# Problem requirements
How many lines in these records hold the string "αναφέρεται"? Reply with the number alone.

***** Supplied information

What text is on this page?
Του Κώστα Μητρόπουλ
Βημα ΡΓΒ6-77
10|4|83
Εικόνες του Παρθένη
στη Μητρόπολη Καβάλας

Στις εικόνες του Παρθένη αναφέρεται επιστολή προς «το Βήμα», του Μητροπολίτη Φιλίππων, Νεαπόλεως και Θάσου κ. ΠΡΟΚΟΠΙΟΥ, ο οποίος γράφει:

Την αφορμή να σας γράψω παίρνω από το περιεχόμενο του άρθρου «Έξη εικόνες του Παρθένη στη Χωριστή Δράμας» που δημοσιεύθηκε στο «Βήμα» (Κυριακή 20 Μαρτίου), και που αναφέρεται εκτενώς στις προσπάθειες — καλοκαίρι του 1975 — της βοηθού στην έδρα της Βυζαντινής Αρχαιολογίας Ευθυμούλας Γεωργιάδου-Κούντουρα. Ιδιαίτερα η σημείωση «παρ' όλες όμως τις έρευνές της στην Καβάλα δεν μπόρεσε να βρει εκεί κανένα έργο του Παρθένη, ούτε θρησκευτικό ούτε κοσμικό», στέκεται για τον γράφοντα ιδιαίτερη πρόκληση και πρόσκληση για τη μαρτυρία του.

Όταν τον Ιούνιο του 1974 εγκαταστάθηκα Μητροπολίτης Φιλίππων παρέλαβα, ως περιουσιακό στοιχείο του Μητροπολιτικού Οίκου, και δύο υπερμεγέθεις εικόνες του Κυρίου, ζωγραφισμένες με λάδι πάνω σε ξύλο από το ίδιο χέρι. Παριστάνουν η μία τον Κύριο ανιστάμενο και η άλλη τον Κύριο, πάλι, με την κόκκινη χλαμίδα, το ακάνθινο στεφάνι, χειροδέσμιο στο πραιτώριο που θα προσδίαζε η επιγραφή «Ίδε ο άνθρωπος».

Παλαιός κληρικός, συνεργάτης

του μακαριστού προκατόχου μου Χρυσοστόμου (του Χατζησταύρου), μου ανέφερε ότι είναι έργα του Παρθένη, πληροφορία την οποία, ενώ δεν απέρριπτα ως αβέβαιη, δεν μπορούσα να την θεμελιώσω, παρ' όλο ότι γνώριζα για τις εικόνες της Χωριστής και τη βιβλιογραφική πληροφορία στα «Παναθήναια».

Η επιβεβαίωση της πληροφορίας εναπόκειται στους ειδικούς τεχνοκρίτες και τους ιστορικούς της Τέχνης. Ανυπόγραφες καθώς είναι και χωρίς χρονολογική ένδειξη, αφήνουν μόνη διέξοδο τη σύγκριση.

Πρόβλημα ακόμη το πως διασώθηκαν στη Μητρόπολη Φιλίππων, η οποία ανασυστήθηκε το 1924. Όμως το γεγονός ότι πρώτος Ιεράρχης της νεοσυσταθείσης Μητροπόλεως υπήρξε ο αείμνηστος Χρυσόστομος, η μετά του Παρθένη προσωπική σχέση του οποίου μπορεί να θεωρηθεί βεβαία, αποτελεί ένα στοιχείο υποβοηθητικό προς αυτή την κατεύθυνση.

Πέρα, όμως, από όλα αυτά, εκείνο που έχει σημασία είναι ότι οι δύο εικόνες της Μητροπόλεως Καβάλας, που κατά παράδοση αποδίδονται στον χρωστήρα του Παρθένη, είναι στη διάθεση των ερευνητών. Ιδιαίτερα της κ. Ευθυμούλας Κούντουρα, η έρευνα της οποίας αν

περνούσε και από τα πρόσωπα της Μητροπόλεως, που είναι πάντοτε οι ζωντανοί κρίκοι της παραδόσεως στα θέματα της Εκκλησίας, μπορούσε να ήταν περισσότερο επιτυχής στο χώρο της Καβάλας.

**********

# Solution to this problem
2